**Do this:** Repeat, line for line, the entries printed below.

..........

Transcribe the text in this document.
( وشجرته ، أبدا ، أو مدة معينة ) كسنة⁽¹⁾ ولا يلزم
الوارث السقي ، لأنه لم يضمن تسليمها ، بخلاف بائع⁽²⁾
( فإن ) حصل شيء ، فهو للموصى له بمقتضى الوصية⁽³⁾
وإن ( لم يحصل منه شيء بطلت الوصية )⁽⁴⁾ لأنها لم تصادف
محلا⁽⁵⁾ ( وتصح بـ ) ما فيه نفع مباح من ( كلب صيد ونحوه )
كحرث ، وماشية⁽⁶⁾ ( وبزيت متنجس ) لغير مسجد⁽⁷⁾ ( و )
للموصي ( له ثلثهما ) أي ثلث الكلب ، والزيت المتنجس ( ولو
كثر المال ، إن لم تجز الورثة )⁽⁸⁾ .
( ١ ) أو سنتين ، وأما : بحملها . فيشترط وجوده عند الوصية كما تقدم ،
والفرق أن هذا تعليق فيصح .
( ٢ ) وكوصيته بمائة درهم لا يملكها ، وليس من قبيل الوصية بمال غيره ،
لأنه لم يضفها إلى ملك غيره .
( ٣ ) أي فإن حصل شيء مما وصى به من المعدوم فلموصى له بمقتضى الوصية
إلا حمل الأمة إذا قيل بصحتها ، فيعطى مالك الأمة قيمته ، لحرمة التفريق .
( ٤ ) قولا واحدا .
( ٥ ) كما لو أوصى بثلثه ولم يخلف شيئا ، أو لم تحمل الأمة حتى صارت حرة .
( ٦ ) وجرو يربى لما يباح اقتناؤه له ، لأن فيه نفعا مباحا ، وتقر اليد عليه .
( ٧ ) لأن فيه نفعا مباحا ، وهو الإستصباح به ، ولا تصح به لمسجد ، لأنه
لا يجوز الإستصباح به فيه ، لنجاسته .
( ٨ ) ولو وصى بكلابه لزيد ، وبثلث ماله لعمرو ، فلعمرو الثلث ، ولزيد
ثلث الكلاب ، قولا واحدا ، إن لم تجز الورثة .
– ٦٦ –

..........

**Worked solution:**
Transcribe the text in this document.
( وشجرته ، أبدا ، أو مدة معينة ) كسنة⁽¹⁾ ولا يلزم
الوارث السقي ، لأنه لم يضمن تسليمها ، بخلاف بائع⁽²⁾
( فإن ) حصل شيء ، فهو للموصى له بمقتضى الوصية⁽³⁾
وإن ( لم يحصل منه شيء بطلت الوصية )⁽⁴⁾ لأنها لم تصادف
محلا⁽⁵⁾ ( وتصح بـ ) ما فيه نفع مباح من ( كلب صيد ونحوه )
كحرث ، وماشية⁽⁶⁾ ( وبزيت متنجس ) لغير مسجد⁽⁷⁾ ( و )
للموصي ( له ثلثهما ) أي ثلث الكلب ، والزيت المتنجس ( ولو
كثر المال ، إن لم تجز الورثة )⁽⁸⁾ .
( ١ ) أو سنتين ، وأما : بحملها . فيشترط وجوده عند الوصية كما تقدم ،
والفرق أن هذا تعليق فيصح .
( ٢ ) وكوصيته بمائة درهم لا يملكها ، وليس من قبيل الوصية بمال غيره ،
لأنه لم يضفها إلى ملك غيره .
( ٣ ) أي فإن حصل شيء مما وصى به من المعدوم فلموصى له بمقتضى الوصية
إلا حمل الأمة إذا قيل بصحتها ، فيعطى مالك الأمة قيمته ، لحرمة التفريق .
( ٤ ) قولا واحدا .
( ٥ ) كما لو أوصى بثلثه ولم يخلف شيئا ، أو لم تحمل الأمة حتى صارت حرة .
( ٦ ) وجرو يربى لما يباح اقتناؤه له ، لأن فيه نفعا مباحا ، وتقر اليد عليه .
( ٧ ) لأن فيه نفعا مباحا ، وهو الإستصباح به ، ولا تصح به لمسجد ، لأنه
لا يجوز الإستصباح به فيه ، لنجاسته .
( ٨ ) ولو وصى بكلابه لزيد ، وبثلث ماله لعمرو ، فلعمرو الثلث ، ولزيد
ثلث الكلاب ، قولا واحدا ، إن لم تجز الورثة .
– ٦٦ –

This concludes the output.